Dataset excerpts:
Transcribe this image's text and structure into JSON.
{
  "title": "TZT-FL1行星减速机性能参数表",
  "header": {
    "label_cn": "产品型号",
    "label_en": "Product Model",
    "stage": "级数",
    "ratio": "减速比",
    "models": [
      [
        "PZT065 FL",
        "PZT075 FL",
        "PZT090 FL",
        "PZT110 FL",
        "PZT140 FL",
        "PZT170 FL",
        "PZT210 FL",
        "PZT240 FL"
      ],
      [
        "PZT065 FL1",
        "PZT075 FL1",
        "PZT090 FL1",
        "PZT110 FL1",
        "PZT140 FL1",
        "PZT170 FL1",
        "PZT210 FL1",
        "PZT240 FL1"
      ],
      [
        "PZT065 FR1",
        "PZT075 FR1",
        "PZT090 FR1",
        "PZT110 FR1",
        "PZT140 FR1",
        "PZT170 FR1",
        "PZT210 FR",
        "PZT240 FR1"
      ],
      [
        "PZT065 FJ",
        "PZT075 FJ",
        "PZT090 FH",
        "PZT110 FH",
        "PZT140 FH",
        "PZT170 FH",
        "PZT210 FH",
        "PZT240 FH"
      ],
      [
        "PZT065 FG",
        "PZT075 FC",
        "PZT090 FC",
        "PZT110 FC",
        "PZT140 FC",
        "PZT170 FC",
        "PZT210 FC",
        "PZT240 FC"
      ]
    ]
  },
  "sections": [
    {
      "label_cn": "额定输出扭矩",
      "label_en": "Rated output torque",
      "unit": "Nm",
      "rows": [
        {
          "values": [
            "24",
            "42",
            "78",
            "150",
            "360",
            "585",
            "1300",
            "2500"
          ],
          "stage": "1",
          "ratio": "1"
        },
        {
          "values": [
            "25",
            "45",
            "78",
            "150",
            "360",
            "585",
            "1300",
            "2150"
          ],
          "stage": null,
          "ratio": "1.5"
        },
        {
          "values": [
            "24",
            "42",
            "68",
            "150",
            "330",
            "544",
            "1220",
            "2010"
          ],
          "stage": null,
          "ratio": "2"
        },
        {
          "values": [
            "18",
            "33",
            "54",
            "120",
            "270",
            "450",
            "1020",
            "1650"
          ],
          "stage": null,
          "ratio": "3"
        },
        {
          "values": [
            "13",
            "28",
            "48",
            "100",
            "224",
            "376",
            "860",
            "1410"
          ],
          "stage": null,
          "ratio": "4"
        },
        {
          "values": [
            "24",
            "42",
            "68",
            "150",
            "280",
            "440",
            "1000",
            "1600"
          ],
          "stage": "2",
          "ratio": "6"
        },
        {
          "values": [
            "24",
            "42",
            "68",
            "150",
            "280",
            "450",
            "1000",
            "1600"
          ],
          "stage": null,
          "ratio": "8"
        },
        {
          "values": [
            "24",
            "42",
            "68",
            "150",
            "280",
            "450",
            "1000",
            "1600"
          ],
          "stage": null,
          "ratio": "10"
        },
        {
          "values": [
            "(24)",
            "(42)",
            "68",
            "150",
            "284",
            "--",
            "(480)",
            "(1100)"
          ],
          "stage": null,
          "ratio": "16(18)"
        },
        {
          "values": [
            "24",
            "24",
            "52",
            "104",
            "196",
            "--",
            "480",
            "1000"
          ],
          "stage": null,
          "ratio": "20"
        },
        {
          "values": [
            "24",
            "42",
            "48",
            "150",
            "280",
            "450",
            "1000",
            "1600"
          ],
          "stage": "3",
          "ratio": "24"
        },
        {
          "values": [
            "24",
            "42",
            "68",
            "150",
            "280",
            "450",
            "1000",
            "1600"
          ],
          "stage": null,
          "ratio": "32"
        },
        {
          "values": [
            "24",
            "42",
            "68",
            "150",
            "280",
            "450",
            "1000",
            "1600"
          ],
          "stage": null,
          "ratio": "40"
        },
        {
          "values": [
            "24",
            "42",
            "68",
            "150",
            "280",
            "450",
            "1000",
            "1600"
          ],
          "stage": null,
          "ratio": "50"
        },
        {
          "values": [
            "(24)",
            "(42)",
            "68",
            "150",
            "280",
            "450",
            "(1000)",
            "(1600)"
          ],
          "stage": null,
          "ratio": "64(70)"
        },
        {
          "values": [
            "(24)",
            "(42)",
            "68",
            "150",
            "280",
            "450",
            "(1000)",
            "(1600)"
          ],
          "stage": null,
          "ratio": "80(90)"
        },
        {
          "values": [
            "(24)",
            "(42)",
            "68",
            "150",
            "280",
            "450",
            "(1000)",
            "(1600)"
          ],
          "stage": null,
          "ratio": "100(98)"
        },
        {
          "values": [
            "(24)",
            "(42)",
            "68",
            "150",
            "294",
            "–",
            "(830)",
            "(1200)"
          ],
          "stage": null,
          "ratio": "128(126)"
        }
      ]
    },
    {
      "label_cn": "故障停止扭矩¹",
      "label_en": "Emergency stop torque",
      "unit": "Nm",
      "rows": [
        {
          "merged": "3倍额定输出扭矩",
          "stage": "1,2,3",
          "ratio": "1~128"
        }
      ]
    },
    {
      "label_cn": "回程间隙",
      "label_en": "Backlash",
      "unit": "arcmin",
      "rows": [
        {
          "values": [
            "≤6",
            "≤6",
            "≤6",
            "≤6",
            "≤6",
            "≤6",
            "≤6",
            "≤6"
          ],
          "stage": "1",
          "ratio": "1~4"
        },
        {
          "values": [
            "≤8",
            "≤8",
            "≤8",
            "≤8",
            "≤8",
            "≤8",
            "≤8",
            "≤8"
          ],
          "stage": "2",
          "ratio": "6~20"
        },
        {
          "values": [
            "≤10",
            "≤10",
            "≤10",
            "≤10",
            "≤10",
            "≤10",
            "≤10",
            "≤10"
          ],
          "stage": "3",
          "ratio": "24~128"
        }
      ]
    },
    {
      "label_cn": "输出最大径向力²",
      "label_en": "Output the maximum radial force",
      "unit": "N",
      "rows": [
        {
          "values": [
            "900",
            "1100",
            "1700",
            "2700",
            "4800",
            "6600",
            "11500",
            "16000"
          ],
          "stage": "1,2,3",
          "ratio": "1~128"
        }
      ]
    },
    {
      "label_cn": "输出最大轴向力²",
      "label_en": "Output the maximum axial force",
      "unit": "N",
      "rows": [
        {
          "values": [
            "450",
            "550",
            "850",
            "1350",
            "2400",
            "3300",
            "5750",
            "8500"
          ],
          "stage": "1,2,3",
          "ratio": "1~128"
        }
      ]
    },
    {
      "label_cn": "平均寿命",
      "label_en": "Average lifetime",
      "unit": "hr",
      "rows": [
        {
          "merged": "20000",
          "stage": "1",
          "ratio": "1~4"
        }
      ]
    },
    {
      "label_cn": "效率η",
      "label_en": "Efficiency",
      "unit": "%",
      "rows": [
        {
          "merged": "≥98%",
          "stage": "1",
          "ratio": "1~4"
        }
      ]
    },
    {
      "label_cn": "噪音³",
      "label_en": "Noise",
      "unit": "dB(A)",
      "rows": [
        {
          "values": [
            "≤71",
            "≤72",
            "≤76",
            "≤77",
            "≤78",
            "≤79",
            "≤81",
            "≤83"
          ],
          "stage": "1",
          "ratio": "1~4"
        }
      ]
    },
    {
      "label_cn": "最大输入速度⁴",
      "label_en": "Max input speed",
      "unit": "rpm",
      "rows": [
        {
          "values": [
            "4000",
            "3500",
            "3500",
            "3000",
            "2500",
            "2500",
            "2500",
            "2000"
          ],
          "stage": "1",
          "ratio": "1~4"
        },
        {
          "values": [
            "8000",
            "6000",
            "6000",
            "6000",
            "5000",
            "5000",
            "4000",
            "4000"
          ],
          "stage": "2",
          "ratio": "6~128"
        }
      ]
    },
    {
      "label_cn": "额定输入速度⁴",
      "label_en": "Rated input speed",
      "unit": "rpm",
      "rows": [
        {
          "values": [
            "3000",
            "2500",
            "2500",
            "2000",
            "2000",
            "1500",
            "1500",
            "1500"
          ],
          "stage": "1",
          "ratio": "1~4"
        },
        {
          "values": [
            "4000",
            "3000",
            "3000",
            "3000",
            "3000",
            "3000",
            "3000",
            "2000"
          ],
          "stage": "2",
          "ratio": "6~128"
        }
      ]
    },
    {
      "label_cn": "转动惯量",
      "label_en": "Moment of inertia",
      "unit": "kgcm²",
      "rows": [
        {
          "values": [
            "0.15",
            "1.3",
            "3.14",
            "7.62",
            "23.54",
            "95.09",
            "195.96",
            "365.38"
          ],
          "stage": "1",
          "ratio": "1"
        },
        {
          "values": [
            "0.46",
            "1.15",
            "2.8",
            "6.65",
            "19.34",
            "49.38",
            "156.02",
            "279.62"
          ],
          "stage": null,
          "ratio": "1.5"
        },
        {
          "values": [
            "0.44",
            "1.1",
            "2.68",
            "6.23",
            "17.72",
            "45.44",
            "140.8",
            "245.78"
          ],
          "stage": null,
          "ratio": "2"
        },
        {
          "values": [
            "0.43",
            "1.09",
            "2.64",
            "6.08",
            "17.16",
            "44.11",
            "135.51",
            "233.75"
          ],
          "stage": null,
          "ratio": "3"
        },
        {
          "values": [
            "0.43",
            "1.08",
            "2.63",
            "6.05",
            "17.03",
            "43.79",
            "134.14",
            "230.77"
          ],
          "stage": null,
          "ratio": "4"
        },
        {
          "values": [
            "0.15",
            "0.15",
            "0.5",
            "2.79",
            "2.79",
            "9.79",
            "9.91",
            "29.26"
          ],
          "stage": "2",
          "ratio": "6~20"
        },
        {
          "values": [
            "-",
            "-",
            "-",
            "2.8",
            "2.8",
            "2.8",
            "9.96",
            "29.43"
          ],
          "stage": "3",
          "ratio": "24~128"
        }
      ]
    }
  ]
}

Short problem: Find the word "torque" in the data and show each line that holds it.

Worked answer:
      "label_en": "Rated output torque",
      "label_en": "Emergency stop torque",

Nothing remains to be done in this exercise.